Reproduce every entry exactly and leave its pictures out.

Collection entries:
╭──

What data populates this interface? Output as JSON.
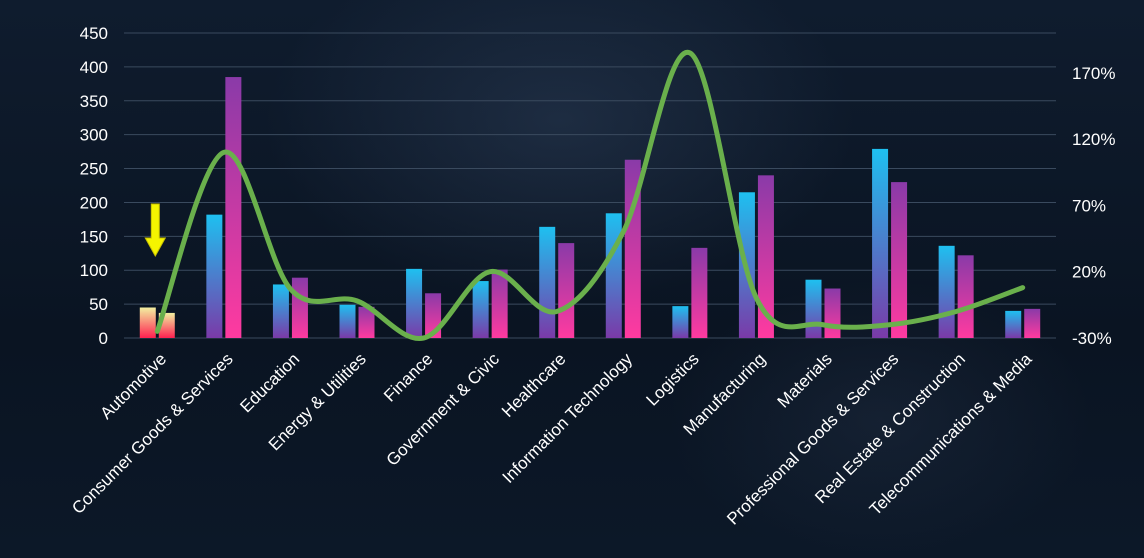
{
  "chart_data": {
    "type": "bar",
    "categories": [
      "Automotive",
      "Consumer Goods & Services",
      "Education",
      "Energy & Utilities",
      "Finance",
      "Government & Civic",
      "Healthcare",
      "Information Technology",
      "Logistics",
      "Manufacturing",
      "Materials",
      "Professional Goods & Services",
      "Real Estate & Construction",
      "Telecommunications & Media"
    ],
    "series": [
      {
        "values": [
          45,
          182,
          79,
          49,
          102,
          84,
          164,
          184,
          47,
          215,
          86,
          279,
          136,
          40
        ],
        "axis": "left",
        "gradient": [
          "#1ec0f0",
          "#7a3aa8"
        ]
      },
      {
        "values": [
          37,
          385,
          89,
          46,
          66,
          101,
          140,
          263,
          133,
          240,
          73,
          230,
          122,
          43
        ],
        "axis": "left",
        "gradient": [
          "#8a3aa8",
          "#ff3aa0"
        ]
      },
      {
        "type": "line",
        "axis": "right",
        "color": "#6ab04c",
        "values": [
          -25,
          110,
          7,
          -2,
          -30,
          20,
          -10,
          50,
          185,
          0,
          -20,
          -20,
          -10,
          8
        ]
      }
    ],
    "highlight": {
      "category": "Automotive",
      "gradient": [
        "#f2f0a0",
        "#ff2050"
      ],
      "marker": "yellow-down-arrow",
      "marker_color": "#f5f500"
    },
    "left_axis": {
      "ylim": [
        0,
        450
      ],
      "ticks": [
        "0",
        "50",
        "100",
        "150",
        "200",
        "250",
        "300",
        "350",
        "400",
        "450"
      ]
    },
    "right_axis": {
      "ylim": [
        -30,
        200
      ],
      "ticks": [
        "-30%",
        "20%",
        "70%",
        "120%",
        "170%"
      ]
    },
    "grid": true,
    "colors": {
      "background": "#0b1523",
      "grid": "#3a4a5e",
      "text": "#ffffff"
    }
  }
}
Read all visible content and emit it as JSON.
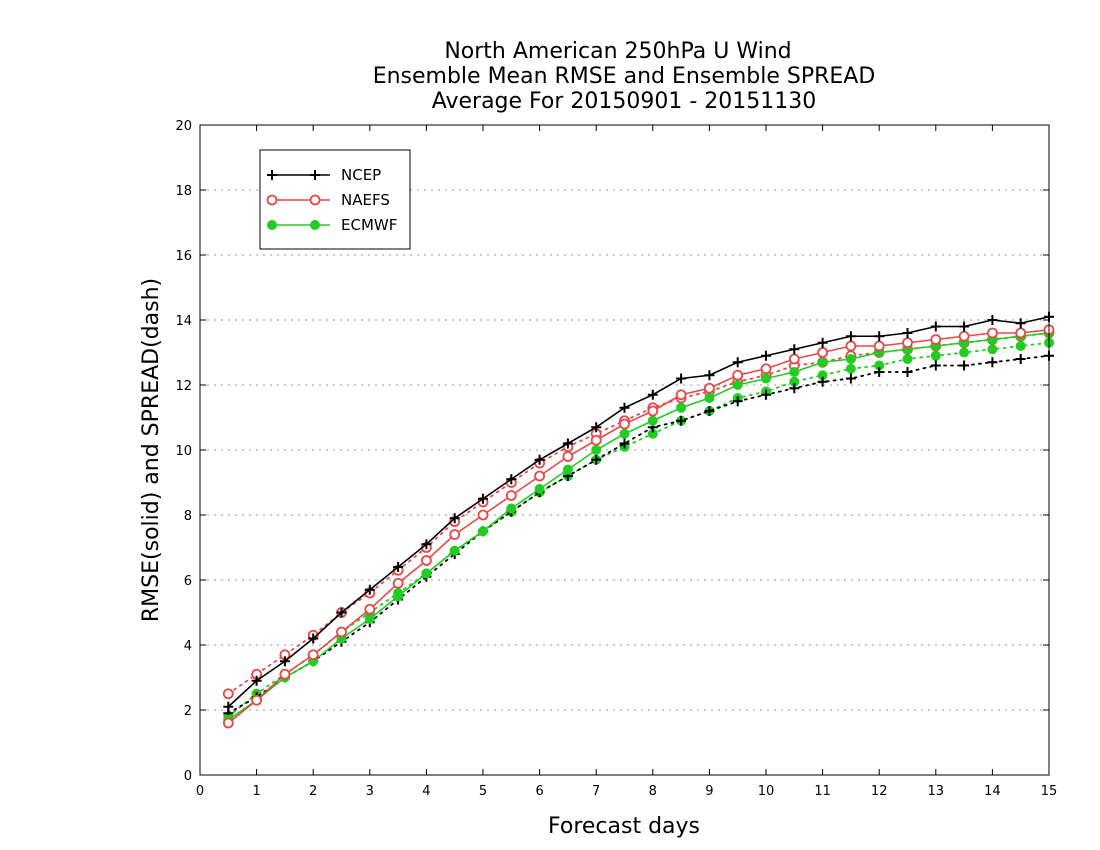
{
  "chart_data": {
    "type": "line",
    "title": [
      "North American 250hPa U Wind",
      "Ensemble Mean RMSE and Ensemble SPREAD",
      "Average For 20150901 - 20151130"
    ],
    "xlabel": "Forecast days",
    "ylabel": "RMSE(solid) and SPREAD(dash)",
    "xlim": [
      0,
      15
    ],
    "ylim": [
      0,
      20
    ],
    "xticks": [
      0,
      1,
      2,
      3,
      4,
      5,
      6,
      7,
      8,
      9,
      10,
      11,
      12,
      13,
      14,
      15
    ],
    "yticks": [
      0,
      2,
      4,
      6,
      8,
      10,
      12,
      14,
      16,
      18,
      20
    ],
    "ygrid": true,
    "legend_position": "top-left",
    "x": [
      0.5,
      1,
      1.5,
      2,
      2.5,
      3,
      3.5,
      4,
      4.5,
      5,
      5.5,
      6,
      6.5,
      7,
      7.5,
      8,
      8.5,
      9,
      9.5,
      10,
      10.5,
      11,
      11.5,
      12,
      12.5,
      13,
      13.5,
      14,
      14.5,
      15
    ],
    "series": [
      {
        "name": "NCEP",
        "color": "#000000",
        "marker": "plus",
        "rmse": [
          2.1,
          2.9,
          3.5,
          4.2,
          5.0,
          5.7,
          6.4,
          7.1,
          7.9,
          8.5,
          9.1,
          9.7,
          10.2,
          10.7,
          11.3,
          11.7,
          12.2,
          12.3,
          12.7,
          12.9,
          13.1,
          13.3,
          13.5,
          13.5,
          13.6,
          13.8,
          13.8,
          14.0,
          13.9,
          14.1
        ],
        "spread": [
          1.9,
          2.4,
          3.0,
          3.5,
          4.1,
          4.7,
          5.4,
          6.1,
          6.8,
          7.5,
          8.1,
          8.7,
          9.2,
          9.7,
          10.2,
          10.7,
          10.9,
          11.2,
          11.5,
          11.7,
          11.9,
          12.1,
          12.2,
          12.4,
          12.4,
          12.6,
          12.6,
          12.7,
          12.8,
          12.9
        ]
      },
      {
        "name": "NAEFS",
        "color": "#e84848",
        "marker": "open-circle",
        "rmse": [
          1.6,
          2.3,
          3.1,
          3.7,
          4.4,
          5.1,
          5.9,
          6.6,
          7.4,
          8.0,
          8.6,
          9.2,
          9.8,
          10.3,
          10.8,
          11.2,
          11.7,
          11.9,
          12.3,
          12.5,
          12.8,
          13.0,
          13.2,
          13.2,
          13.3,
          13.4,
          13.5,
          13.6,
          13.6,
          13.7
        ],
        "spread": [
          2.5,
          3.1,
          3.7,
          4.3,
          5.0,
          5.6,
          6.3,
          7.0,
          7.8,
          8.4,
          9.0,
          9.6,
          10.1,
          10.5,
          10.9,
          11.3,
          11.6,
          11.8,
          12.1,
          12.3,
          12.6,
          12.7,
          12.9,
          13.0,
          13.1,
          13.2,
          13.3,
          13.4,
          13.5,
          13.6
        ]
      },
      {
        "name": "ECMWF",
        "color": "#22cc22",
        "marker": "filled-circle",
        "rmse": [
          1.7,
          2.3,
          3.0,
          3.5,
          4.2,
          4.8,
          5.5,
          6.2,
          6.9,
          7.5,
          8.2,
          8.8,
          9.4,
          10.0,
          10.5,
          10.9,
          11.3,
          11.6,
          12.0,
          12.2,
          12.4,
          12.7,
          12.8,
          13.0,
          13.1,
          13.2,
          13.3,
          13.4,
          13.5,
          13.6
        ],
        "spread": [
          1.8,
          2.5,
          3.1,
          3.7,
          4.4,
          5.0,
          5.6,
          6.2,
          6.9,
          7.5,
          8.1,
          8.7,
          9.2,
          9.7,
          10.1,
          10.5,
          10.9,
          11.2,
          11.6,
          11.8,
          12.1,
          12.3,
          12.5,
          12.6,
          12.8,
          12.9,
          13.0,
          13.1,
          13.2,
          13.3
        ]
      }
    ]
  }
}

╰──

» **Task output**:
What data populates this interface? Output as JSON.
{
  "chart_data": {
    "type": "bar",
    "categories": [
      "Automotive",
      "Consumer Goods & Services",
      "Education",
      "Energy & Utilities",
      "Finance",
      "Government & Civic",
      "Healthcare",
      "Information Technology",
      "Logistics",
      "Manufacturing",
      "Materials",
      "Professional Goods & Services",
      "Real Estate & Construction",
      "Telecommunications & Media"
    ],
    "series": [
      {
        "values": [
          45,
          182,
          79,
          49,
          102,
          84,
          164,
          184,
          47,
          215,
          86,
          279,
          136,
          40
        ],
        "axis": "left",
        "gradient": [
          "#1ec0f0",
          "#7a3aa8"
        ]
      },
      {
        "values": [
          37,
          385,
          89,
          46,
          66,
          101,
          140,
          263,
          133,
          240,
          73,
          230,
          122,
          43
        ],
        "axis": "left",
        "gradient": [
          "#8a3aa8",
          "#ff3aa0"
        ]
      },
      {
        "type": "line",
        "axis": "right",
        "color": "#6ab04c",
        "values": [
          -25,
          110,
          7,
          -2,
          -30,
          20,
          -10,
          50,
          185,
          0,
          -20,
          -20,
          -10,
          8
        ]
      }
    ],
    "highlight": {
      "category": "Automotive",
      "gradient": [
        "#f2f0a0",
        "#ff2050"
      ],
      "marker": "yellow-down-arrow",
      "marker_color": "#f5f500"
    },
    "left_axis": {
      "ylim": [
        0,
        450
      ],
      "ticks": [
        "0",
        "50",
        "100",
        "150",
        "200",
        "250",
        "300",
        "350",
        "400",
        "450"
      ]
    },
    "right_axis": {
      "ylim": [
        -30,
        200
      ],
      "ticks": [
        "-30%",
        "20%",
        "70%",
        "120%",
        "170%"
      ]
    },
    "grid": true,
    "colors": {
      "background": "#0b1523",
      "grid": "#3a4a5e",
      "text": "#ffffff"
    }
  }
}
Read all visible content and emit it as JSON.
{
  "chart_data": {
    "type": "line",
    "title": [
      "North American 250hPa U Wind",
      "Ensemble Mean RMSE and Ensemble SPREAD",
      "Average For 20150901 - 20151130"
    ],
    "xlabel": "Forecast days",
    "ylabel": "RMSE(solid) and SPREAD(dash)",
    "xlim": [
      0,
      15
    ],
    "ylim": [
      0,
      20
    ],
    "xticks": [
      0,
      1,
      2,
      3,
      4,
      5,
      6,
      7,
      8,
      9,
      10,
      11,
      12,
      13,
      14,
      15
    ],
    "yticks": [
      0,
      2,
      4,
      6,
      8,
      10,
      12,
      14,
      16,
      18,
      20
    ],
    "ygrid": true,
    "legend_position": "top-left",
    "x": [
      0.5,
      1,
      1.5,
      2,
      2.5,
      3,
      3.5,
      4,
      4.5,
      5,
      5.5,
      6,
      6.5,
      7,
      7.5,
      8,
      8.5,
      9,
      9.5,
      10,
      10.5,
      11,
      11.5,
      12,
      12.5,
      13,
      13.5,
      14,
      14.5,
      15
    ],
    "series": [
      {
        "name": "NCEP",
        "color": "#000000",
        "marker": "plus",
        "rmse": [
          2.1,
          2.9,
          3.5,
          4.2,
          5.0,
          5.7,
          6.4,
          7.1,
          7.9,
          8.5,
          9.1,
          9.7,
          10.2,
          10.7,
          11.3,
          11.7,
          12.2,
          12.3,
          12.7,
          12.9,
          13.1,
          13.3,
          13.5,
          13.5,
          13.6,
          13.8,
          13.8,
          14.0,
          13.9,
          14.1
        ],
        "spread": [
          1.9,
          2.4,
          3.0,
          3.5,
          4.1,
          4.7,
          5.4,
          6.1,
          6.8,
          7.5,
          8.1,
          8.7,
          9.2,
          9.7,
          10.2,
          10.7,
          10.9,
          11.2,
          11.5,
          11.7,
          11.9,
          12.1,
          12.2,
          12.4,
          12.4,
          12.6,
          12.6,
          12.7,
          12.8,
          12.9
        ]
      },
      {
        "name": "NAEFS",
        "color": "#e84848",
        "marker": "open-circle",
        "rmse": [
          1.6,
          2.3,
          3.1,
          3.7,
          4.4,
          5.1,
          5.9,
          6.6,
          7.4,
          8.0,
          8.6,
          9.2,
          9.8,
          10.3,
          10.8,
          11.2,
          11.7,
          11.9,
          12.3,
          12.5,
          12.8,
          13.0,
          13.2,
          13.2,
          13.3,
          13.4,
          13.5,
          13.6,
          13.6,
          13.7
        ],
        "spread": [
          2.5,
          3.1,
          3.7,
          4.3,
          5.0,
          5.6,
          6.3,
          7.0,
          7.8,
          8.4,
          9.0,
          9.6,
          10.1,
          10.5,
          10.9,
          11.3,
          11.6,
          11.8,
          12.1,
          12.3,
          12.6,
          12.7,
          12.9,
          13.0,
          13.1,
          13.2,
          13.3,
          13.4,
          13.5,
          13.6
        ]
      },
      {
        "name": "ECMWF",
        "color": "#22cc22",
        "marker": "filled-circle",
        "rmse": [
          1.7,
          2.3,
          3.0,
          3.5,
          4.2,
          4.8,
          5.5,
          6.2,
          6.9,
          7.5,
          8.2,
          8.8,
          9.4,
          10.0,
          10.5,
          10.9,
          11.3,
          11.6,
          12.0,
          12.2,
          12.4,
          12.7,
          12.8,
          13.0,
          13.1,
          13.2,
          13.3,
          13.4,
          13.5,
          13.6
        ],
        "spread": [
          1.8,
          2.5,
          3.1,
          3.7,
          4.4,
          5.0,
          5.6,
          6.2,
          6.9,
          7.5,
          8.1,
          8.7,
          9.2,
          9.7,
          10.1,
          10.5,
          10.9,
          11.2,
          11.6,
          11.8,
          12.1,
          12.3,
          12.5,
          12.6,
          12.8,
          12.9,
          13.0,
          13.1,
          13.2,
          13.3
        ]
      }
    ]
  }
}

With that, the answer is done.